- PROMPT -
Search the material for the word "JSON" and copy each line that holds it.

════════════════════

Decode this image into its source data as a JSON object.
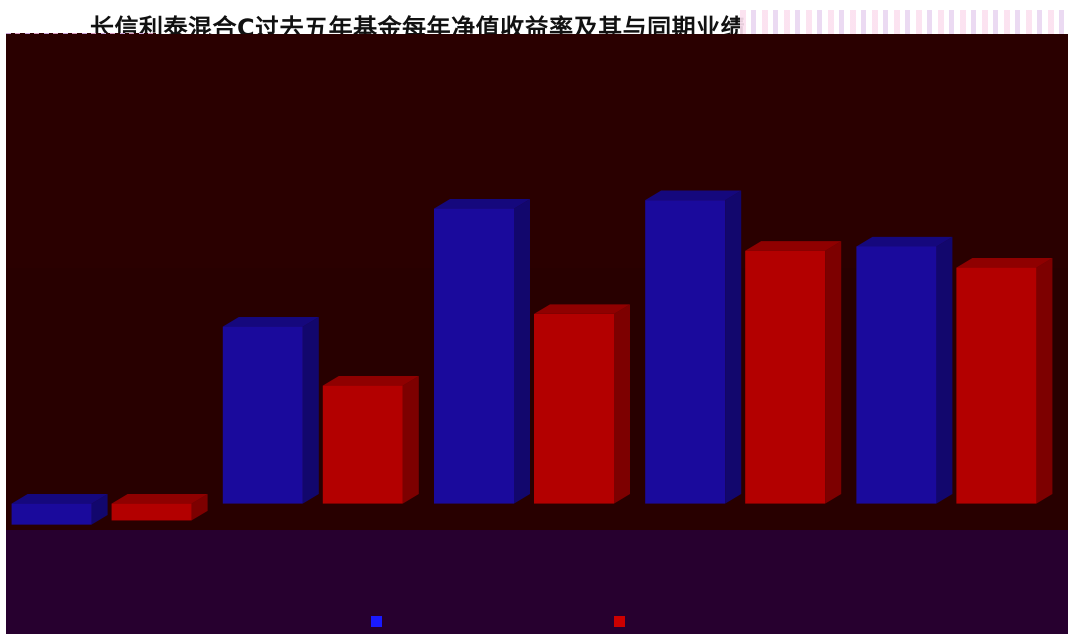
{
  "title": "长信利泰混合C过去五年基金每年净值收益率及其与同期业绩",
  "chart_data": {
    "type": "bar",
    "categories": [
      "",
      "",
      "",
      "",
      ""
    ],
    "series": [
      {
        "name": "",
        "color": "#1a0a9c",
        "values": [
          -2.5,
          21.0,
          35.0,
          36.0,
          30.5
        ]
      },
      {
        "name": "",
        "color": "#b30000",
        "values": [
          -2.0,
          14.0,
          22.5,
          30.0,
          28.0
        ]
      }
    ],
    "ylim": [
      -15,
      55
    ],
    "grid": false,
    "legend_position": "bottom"
  }
}
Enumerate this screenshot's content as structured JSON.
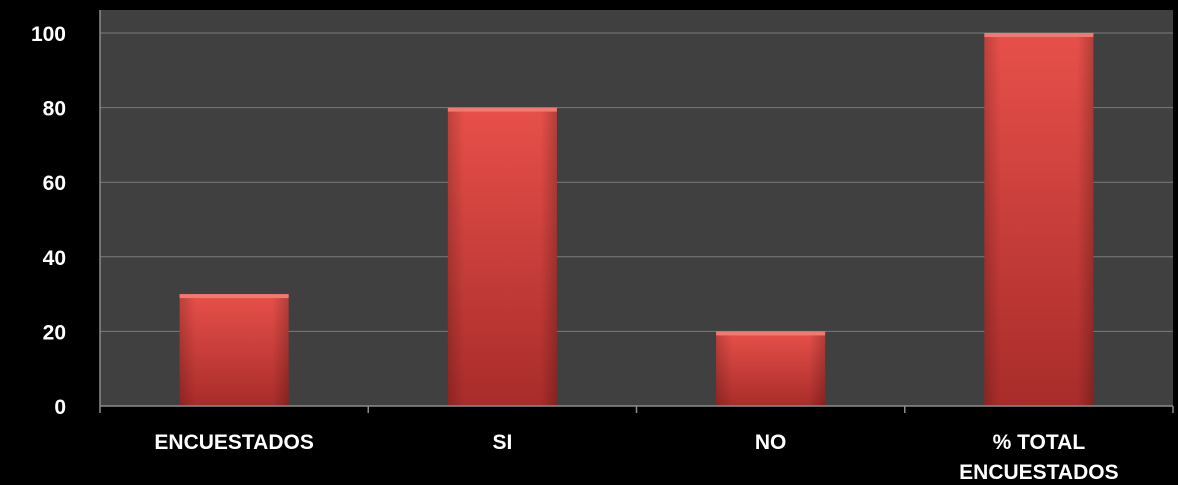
{
  "chart_data": {
    "type": "bar",
    "categories": [
      "ENCUESTADOS",
      "SI",
      "NO",
      "% TOTAL ENCUESTADOS"
    ],
    "category_labels": [
      [
        "ENCUESTADOS"
      ],
      [
        "SI"
      ],
      [
        "NO"
      ],
      [
        "% TOTAL",
        "ENCUESTADOS"
      ]
    ],
    "values": [
      30,
      80,
      20,
      100
    ],
    "ylim": [
      0,
      100
    ],
    "yticks": [
      0,
      20,
      40,
      60,
      80,
      100
    ],
    "ytick_labels": [
      "0",
      "20",
      "40",
      "60",
      "80",
      "100"
    ],
    "grid": true,
    "title": "",
    "xlabel": "",
    "ylabel": ""
  },
  "colors": {
    "page_background": "#000000",
    "plot_background": "#404040",
    "gridline": "#7a7a7a",
    "axis_line": "#8c8c8c",
    "bar_fill_top": "#e8504a",
    "bar_fill_bottom": "#a82c2a",
    "bar_cap": "#f07a72",
    "text": "#ffffff"
  }
}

════════════════════

- OUTPUT FOR THIS TASK -
Decode this image into its source data as a JSON object.
Enumerate this screenshot's content as structured JSON.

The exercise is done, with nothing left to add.